* _REQUEST_
Please write out the passage of the podcast transcript on America's worst generals verbatim, starting at "Across the span" and ending at "calling the shots.".

Start of SOURCE PASSAGE

How awful do you have to be at leading men for one of your own to try and murder you? And how does such a dreadful officer live to lead another day, only to be finally named general? General. Hey, it's American History Hit. Thanks for listening. I'm Don Wildman.
Across the span of America's wars, in which so many citizen soldiers have courageously fought and died, the leaders of those wars, the generals, are so often brilliant at executing strategy, supply, and even political maneuvers. Today's episode isn't about them.
Instead, it's about the blunderers, the overreachers, the outmatched and outsmarted, the disastrous decision-makers who put their forces and their nation into harm's way with what proved to be, well, general ineptitude. Who were America's worst generals? Today, we look at a few outstanding examples of those who, if history is our guide, had no business calling the shots.
And we'll proudly do it with a returning voice in such matters, Professor Cecily Zander of the University of Wyoming, author of a new book just out there on the horizon entitled Abraham Lincoln and the American West coming out at the end of this summer. as well as Army Under Fire, Anti-Militarism in the Civil War.

End of SOURCE PASSAGE
Start of LISTING

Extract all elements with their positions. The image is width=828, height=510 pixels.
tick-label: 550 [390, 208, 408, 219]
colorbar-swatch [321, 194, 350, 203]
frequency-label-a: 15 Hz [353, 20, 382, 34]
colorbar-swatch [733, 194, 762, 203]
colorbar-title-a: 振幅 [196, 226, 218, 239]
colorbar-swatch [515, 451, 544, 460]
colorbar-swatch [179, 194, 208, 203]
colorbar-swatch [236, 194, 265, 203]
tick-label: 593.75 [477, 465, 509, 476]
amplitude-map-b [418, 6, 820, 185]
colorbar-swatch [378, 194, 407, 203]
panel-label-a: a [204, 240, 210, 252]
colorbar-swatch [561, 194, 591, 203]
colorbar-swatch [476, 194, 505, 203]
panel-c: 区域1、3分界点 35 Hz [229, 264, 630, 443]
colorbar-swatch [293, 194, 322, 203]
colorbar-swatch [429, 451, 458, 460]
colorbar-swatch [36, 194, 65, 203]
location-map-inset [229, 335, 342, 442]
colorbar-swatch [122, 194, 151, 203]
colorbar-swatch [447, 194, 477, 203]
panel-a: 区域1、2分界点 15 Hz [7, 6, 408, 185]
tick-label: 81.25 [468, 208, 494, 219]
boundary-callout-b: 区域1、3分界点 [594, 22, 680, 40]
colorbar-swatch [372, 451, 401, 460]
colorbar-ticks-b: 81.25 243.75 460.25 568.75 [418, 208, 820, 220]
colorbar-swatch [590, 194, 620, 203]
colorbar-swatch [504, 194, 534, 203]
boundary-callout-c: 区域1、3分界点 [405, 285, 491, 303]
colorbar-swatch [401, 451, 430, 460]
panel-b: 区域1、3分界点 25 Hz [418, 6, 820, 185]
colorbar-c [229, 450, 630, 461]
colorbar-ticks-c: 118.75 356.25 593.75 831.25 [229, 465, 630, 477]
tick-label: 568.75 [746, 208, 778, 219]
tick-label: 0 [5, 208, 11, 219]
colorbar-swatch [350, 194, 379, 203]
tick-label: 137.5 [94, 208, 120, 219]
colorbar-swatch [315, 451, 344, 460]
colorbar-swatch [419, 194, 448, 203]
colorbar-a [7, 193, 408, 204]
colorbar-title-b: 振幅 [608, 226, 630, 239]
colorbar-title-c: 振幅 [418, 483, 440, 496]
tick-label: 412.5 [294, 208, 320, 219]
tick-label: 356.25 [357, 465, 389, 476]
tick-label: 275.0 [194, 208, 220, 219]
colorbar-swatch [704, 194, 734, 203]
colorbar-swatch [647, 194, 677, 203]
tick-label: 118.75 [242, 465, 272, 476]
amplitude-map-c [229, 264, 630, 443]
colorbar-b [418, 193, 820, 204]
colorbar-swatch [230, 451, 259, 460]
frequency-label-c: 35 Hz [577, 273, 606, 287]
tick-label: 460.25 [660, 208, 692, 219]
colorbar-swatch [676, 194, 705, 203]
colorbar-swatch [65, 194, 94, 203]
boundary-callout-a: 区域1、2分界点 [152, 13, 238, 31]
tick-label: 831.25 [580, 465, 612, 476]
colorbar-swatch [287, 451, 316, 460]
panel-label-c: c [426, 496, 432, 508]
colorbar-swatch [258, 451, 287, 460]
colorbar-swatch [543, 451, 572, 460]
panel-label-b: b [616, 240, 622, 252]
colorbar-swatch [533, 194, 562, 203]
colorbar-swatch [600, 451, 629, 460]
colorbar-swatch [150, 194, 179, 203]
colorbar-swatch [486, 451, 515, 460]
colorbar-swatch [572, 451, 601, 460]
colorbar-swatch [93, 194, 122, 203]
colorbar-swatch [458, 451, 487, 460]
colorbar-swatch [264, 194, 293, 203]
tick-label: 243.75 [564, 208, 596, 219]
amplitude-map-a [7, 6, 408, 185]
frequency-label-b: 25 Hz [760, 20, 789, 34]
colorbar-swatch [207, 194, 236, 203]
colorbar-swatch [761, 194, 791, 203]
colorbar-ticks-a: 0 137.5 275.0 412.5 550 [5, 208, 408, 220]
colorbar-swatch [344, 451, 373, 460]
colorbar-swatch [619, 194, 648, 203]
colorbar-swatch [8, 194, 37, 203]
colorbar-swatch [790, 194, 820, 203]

End of LISTING

* _RESPONSE TO THE EXERCISE_
Across the span of America's wars, in which so many citizen soldiers have courageously fought and died, the leaders of those wars, the generals, are so often brilliant at executing strategy, supply, and even political maneuvers. Today's episode isn't about them.
Instead, it's about the blunderers, the overreachers, the outmatched and outsmarted, the disastrous decision-makers who put their forces and their nation into harm's way with what proved to be, well, general ineptitude. Who were America's worst generals? Today, we look at a few outstanding examples of those who, if history is our guide, had no business calling the shots.